■ WHAT TO WORK ON ■
Copy every line of the items below word for word, omitting the pictures.
-=-=-=-=-
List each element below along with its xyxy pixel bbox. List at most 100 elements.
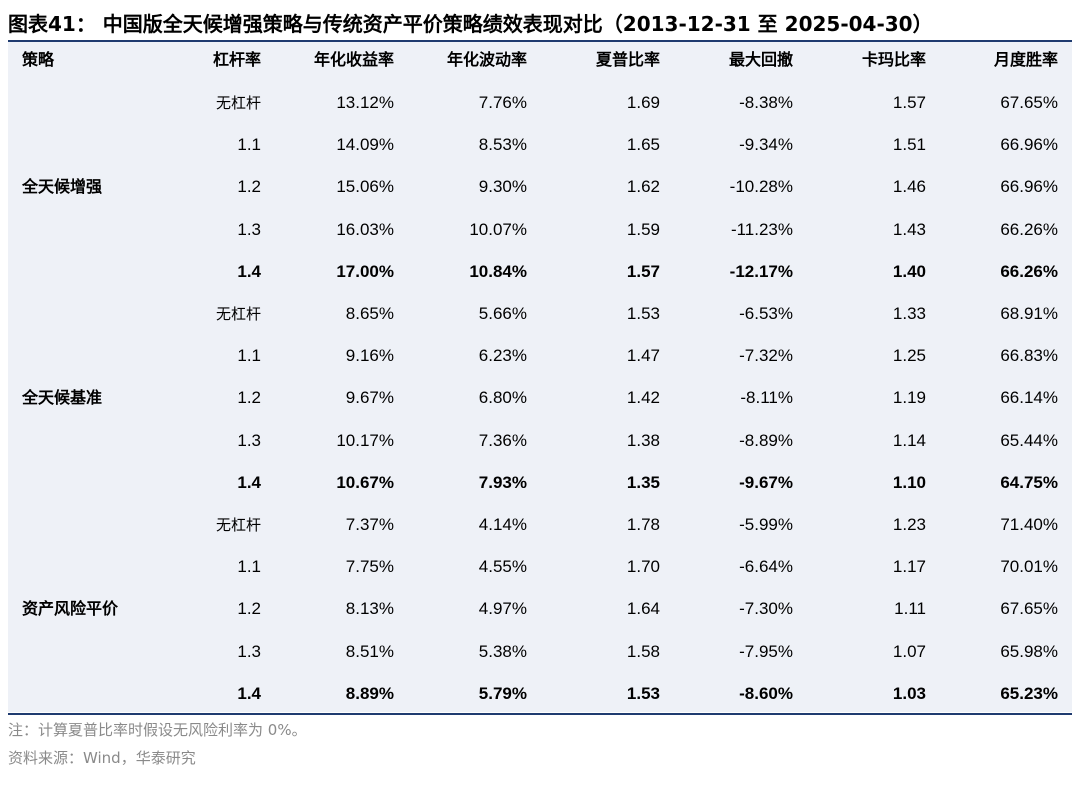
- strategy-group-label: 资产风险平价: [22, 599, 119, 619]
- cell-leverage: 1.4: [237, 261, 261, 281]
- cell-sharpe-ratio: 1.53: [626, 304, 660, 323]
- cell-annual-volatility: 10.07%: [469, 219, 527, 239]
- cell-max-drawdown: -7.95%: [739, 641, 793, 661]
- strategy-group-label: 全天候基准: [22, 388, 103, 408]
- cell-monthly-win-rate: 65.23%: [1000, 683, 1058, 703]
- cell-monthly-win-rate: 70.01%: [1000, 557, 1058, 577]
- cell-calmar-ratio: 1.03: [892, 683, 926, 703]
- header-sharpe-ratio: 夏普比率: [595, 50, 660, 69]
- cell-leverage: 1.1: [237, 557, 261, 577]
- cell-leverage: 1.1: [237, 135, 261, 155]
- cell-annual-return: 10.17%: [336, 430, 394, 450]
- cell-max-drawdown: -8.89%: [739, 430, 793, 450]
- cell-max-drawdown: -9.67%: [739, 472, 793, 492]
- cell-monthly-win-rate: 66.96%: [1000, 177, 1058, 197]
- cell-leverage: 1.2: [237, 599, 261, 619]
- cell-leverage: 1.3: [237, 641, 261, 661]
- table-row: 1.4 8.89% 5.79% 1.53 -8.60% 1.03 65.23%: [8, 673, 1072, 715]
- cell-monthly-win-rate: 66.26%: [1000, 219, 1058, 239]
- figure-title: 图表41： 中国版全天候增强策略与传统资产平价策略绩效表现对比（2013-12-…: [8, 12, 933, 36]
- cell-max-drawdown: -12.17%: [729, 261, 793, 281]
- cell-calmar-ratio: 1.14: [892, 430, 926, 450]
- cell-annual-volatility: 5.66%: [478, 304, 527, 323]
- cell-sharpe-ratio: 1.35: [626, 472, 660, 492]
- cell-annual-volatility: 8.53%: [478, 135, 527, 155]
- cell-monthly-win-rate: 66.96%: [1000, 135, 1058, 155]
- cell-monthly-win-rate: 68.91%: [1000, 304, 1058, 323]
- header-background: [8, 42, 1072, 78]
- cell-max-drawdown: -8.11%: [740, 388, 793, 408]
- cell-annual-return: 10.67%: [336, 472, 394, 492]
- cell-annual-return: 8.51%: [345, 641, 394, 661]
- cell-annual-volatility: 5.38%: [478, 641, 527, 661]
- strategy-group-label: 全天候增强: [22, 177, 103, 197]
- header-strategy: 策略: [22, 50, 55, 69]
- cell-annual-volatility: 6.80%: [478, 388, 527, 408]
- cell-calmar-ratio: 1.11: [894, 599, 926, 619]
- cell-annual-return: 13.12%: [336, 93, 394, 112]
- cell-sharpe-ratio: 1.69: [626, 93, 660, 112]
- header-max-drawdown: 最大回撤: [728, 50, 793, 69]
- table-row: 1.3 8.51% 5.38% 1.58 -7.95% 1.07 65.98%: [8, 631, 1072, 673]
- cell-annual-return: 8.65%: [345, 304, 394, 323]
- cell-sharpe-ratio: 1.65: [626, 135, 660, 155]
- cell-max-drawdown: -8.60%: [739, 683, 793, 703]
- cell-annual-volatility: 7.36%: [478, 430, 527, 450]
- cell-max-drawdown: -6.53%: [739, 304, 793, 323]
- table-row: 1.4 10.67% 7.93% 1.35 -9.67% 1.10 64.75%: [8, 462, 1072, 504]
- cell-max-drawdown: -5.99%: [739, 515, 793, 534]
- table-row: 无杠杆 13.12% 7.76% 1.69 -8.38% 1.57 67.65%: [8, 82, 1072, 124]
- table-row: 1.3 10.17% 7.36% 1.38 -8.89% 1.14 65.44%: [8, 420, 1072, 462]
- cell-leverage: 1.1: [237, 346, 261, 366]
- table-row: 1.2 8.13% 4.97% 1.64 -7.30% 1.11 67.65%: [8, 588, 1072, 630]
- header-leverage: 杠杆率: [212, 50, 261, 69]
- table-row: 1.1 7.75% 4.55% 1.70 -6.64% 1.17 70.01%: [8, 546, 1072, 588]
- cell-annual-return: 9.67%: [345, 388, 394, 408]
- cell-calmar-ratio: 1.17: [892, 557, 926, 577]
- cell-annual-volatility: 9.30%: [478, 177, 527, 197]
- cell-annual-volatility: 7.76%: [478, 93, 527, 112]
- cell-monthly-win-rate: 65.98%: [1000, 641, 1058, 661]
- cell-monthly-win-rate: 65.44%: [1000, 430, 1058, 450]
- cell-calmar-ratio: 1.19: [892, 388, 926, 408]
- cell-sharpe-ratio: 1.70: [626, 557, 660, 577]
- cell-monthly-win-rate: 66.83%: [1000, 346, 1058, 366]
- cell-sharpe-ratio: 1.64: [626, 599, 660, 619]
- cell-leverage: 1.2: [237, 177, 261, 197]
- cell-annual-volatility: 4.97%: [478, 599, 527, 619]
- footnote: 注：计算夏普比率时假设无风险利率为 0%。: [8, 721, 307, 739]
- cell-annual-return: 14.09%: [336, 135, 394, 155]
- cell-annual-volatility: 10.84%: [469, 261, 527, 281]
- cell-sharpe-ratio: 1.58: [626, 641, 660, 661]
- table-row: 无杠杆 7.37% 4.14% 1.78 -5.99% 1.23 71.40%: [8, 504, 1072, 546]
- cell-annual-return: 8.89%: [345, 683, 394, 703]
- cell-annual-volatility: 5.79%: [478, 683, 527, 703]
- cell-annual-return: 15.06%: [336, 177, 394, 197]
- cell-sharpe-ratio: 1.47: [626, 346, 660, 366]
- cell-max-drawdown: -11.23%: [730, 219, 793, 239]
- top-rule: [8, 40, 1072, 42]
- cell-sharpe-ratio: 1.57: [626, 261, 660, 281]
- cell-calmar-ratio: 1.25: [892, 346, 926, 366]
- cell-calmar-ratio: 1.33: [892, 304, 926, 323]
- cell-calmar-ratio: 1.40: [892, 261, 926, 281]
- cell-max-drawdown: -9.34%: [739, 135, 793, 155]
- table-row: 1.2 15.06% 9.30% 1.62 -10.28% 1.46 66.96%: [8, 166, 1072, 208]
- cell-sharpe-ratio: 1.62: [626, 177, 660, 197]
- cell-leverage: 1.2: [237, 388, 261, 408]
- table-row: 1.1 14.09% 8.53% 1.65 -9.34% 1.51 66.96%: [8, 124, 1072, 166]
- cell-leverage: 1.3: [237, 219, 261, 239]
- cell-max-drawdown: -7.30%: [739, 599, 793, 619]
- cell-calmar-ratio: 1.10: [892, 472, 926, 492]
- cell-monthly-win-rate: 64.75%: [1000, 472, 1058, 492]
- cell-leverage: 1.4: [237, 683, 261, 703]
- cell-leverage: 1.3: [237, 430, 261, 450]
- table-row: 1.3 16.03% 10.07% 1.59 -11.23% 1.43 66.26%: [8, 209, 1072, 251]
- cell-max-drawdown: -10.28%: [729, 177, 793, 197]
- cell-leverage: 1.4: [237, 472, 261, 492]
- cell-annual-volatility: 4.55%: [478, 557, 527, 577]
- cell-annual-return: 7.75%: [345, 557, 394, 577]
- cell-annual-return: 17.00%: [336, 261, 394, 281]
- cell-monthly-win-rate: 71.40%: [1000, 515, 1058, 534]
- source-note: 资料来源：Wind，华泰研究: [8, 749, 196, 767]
-=-=-=-=-
■ RESPONSE BELOW ■
List each element below along with its xyxy pixel bbox. List at most 100 elements.
- strategy-group-label: 资产风险平价: [22, 599, 119, 619]
- cell-leverage: 1.4: [237, 261, 261, 281]
- cell-sharpe-ratio: 1.53: [626, 304, 660, 323]
- cell-annual-volatility: 10.07%: [469, 219, 527, 239]
- cell-max-drawdown: -7.95%: [739, 641, 793, 661]
- strategy-group-label: 全天候基准: [22, 388, 103, 408]
- cell-monthly-win-rate: 65.23%: [1000, 683, 1058, 703]
- cell-monthly-win-rate: 70.01%: [1000, 557, 1058, 577]
- cell-calmar-ratio: 1.03: [892, 683, 926, 703]
- header-sharpe-ratio: 夏普比率: [595, 50, 660, 69]
- cell-leverage: 1.1: [237, 557, 261, 577]
- cell-leverage: 1.1: [237, 135, 261, 155]
- cell-annual-return: 10.17%: [336, 430, 394, 450]
- cell-max-drawdown: -8.89%: [739, 430, 793, 450]
- cell-max-drawdown: -9.67%: [739, 472, 793, 492]
- cell-monthly-win-rate: 66.96%: [1000, 177, 1058, 197]
- cell-leverage: 1.2: [237, 599, 261, 619]
- cell-leverage: 1.3: [237, 641, 261, 661]
- table-row: 1.4 8.89% 5.79% 1.53 -8.60% 1.03 65.23%: [8, 673, 1072, 715]
- cell-monthly-win-rate: 66.26%: [1000, 219, 1058, 239]
- figure-title: 图表41： 中国版全天候增强策略与传统资产平价策略绩效表现对比（2013-12-…: [8, 12, 933, 36]
- cell-max-drawdown: -12.17%: [729, 261, 793, 281]
- cell-calmar-ratio: 1.14: [892, 430, 926, 450]
- cell-annual-volatility: 5.66%: [478, 304, 527, 323]
- cell-sharpe-ratio: 1.35: [626, 472, 660, 492]
- cell-annual-volatility: 8.53%: [478, 135, 527, 155]
- cell-monthly-win-rate: 66.96%: [1000, 135, 1058, 155]
- cell-monthly-win-rate: 68.91%: [1000, 304, 1058, 323]
- header-background: [8, 42, 1072, 78]
- cell-max-drawdown: -8.11%: [740, 388, 793, 408]
- cell-annual-return: 10.67%: [336, 472, 394, 492]
- cell-annual-return: 8.51%: [345, 641, 394, 661]
- cell-annual-volatility: 5.38%: [478, 641, 527, 661]
- strategy-group-label: 全天候增强: [22, 177, 103, 197]
- header-strategy: 策略: [22, 50, 55, 69]
- cell-annual-volatility: 6.80%: [478, 388, 527, 408]
- cell-calmar-ratio: 1.11: [894, 599, 926, 619]
- cell-annual-return: 13.12%: [336, 93, 394, 112]
- cell-sharpe-ratio: 1.69: [626, 93, 660, 112]
- header-max-drawdown: 最大回撤: [728, 50, 793, 69]
- table-row: 1.3 8.51% 5.38% 1.58 -7.95% 1.07 65.98%: [8, 631, 1072, 673]
- cell-annual-return: 8.65%: [345, 304, 394, 323]
- cell-sharpe-ratio: 1.65: [626, 135, 660, 155]
- cell-max-drawdown: -8.60%: [739, 683, 793, 703]
- cell-annual-volatility: 7.36%: [478, 430, 527, 450]
- cell-max-drawdown: -6.53%: [739, 304, 793, 323]
- table-row: 1.4 10.67% 7.93% 1.35 -9.67% 1.10 64.75%: [8, 462, 1072, 504]
- cell-max-drawdown: -5.99%: [739, 515, 793, 534]
- table-row: 无杠杆 13.12% 7.76% 1.69 -8.38% 1.57 67.65%: [8, 82, 1072, 124]
- table-row: 1.3 10.17% 7.36% 1.38 -8.89% 1.14 65.44%: [8, 420, 1072, 462]
- cell-leverage: 1.1: [237, 346, 261, 366]
- table-row: 1.2 8.13% 4.97% 1.64 -7.30% 1.11 67.65%: [8, 588, 1072, 630]
- header-leverage: 杠杆率: [212, 50, 261, 69]
- table-row: 1.1 7.75% 4.55% 1.70 -6.64% 1.17 70.01%: [8, 546, 1072, 588]
- cell-annual-return: 9.67%: [345, 388, 394, 408]
- cell-calmar-ratio: 1.17: [892, 557, 926, 577]
- cell-annual-volatility: 9.30%: [478, 177, 527, 197]
- cell-annual-volatility: 7.76%: [478, 93, 527, 112]
- cell-monthly-win-rate: 65.98%: [1000, 641, 1058, 661]
- cell-monthly-win-rate: 65.44%: [1000, 430, 1058, 450]
- cell-calmar-ratio: 1.19: [892, 388, 926, 408]
- cell-sharpe-ratio: 1.70: [626, 557, 660, 577]
- cell-monthly-win-rate: 66.83%: [1000, 346, 1058, 366]
- cell-sharpe-ratio: 1.64: [626, 599, 660, 619]
- cell-leverage: 1.2: [237, 177, 261, 197]
- cell-annual-volatility: 4.97%: [478, 599, 527, 619]
- footnote: 注：计算夏普比率时假设无风险利率为 0%。: [8, 721, 307, 739]
- cell-annual-return: 14.09%: [336, 135, 394, 155]
- cell-annual-volatility: 10.84%: [469, 261, 527, 281]
- cell-sharpe-ratio: 1.58: [626, 641, 660, 661]
- table-row: 无杠杆 7.37% 4.14% 1.78 -5.99% 1.23 71.40%: [8, 504, 1072, 546]
- cell-annual-return: 8.89%: [345, 683, 394, 703]
- cell-annual-volatility: 5.79%: [478, 683, 527, 703]
- cell-annual-return: 15.06%: [336, 177, 394, 197]
- cell-sharpe-ratio: 1.47: [626, 346, 660, 366]
- cell-max-drawdown: -11.23%: [730, 219, 793, 239]
- top-rule: [8, 40, 1072, 42]
- cell-sharpe-ratio: 1.57: [626, 261, 660, 281]
- cell-calmar-ratio: 1.25: [892, 346, 926, 366]
- cell-calmar-ratio: 1.33: [892, 304, 926, 323]
- cell-calmar-ratio: 1.40: [892, 261, 926, 281]
- cell-max-drawdown: -9.34%: [739, 135, 793, 155]
- table-row: 1.2 15.06% 9.30% 1.62 -10.28% 1.46 66.96%: [8, 166, 1072, 208]
- cell-sharpe-ratio: 1.62: [626, 177, 660, 197]
- cell-leverage: 1.2: [237, 388, 261, 408]
- table-row: 1.1 14.09% 8.53% 1.65 -9.34% 1.51 66.96%: [8, 124, 1072, 166]
- cell-leverage: 1.3: [237, 219, 261, 239]
- cell-max-drawdown: -7.30%: [739, 599, 793, 619]
- cell-calmar-ratio: 1.10: [892, 472, 926, 492]
- cell-monthly-win-rate: 64.75%: [1000, 472, 1058, 492]
- cell-leverage: 1.4: [237, 683, 261, 703]
- cell-leverage: 1.3: [237, 430, 261, 450]
- table-row: 1.3 16.03% 10.07% 1.59 -11.23% 1.43 66.26%: [8, 209, 1072, 251]
- cell-max-drawdown: -10.28%: [729, 177, 793, 197]
- cell-leverage: 1.4: [237, 472, 261, 492]
- cell-annual-volatility: 4.55%: [478, 557, 527, 577]
- cell-annual-return: 7.75%: [345, 557, 394, 577]
- cell-annual-return: 17.00%: [336, 261, 394, 281]
- cell-monthly-win-rate: 71.40%: [1000, 515, 1058, 534]
- source-note: 资料来源：Wind，华泰研究: [8, 749, 196, 767]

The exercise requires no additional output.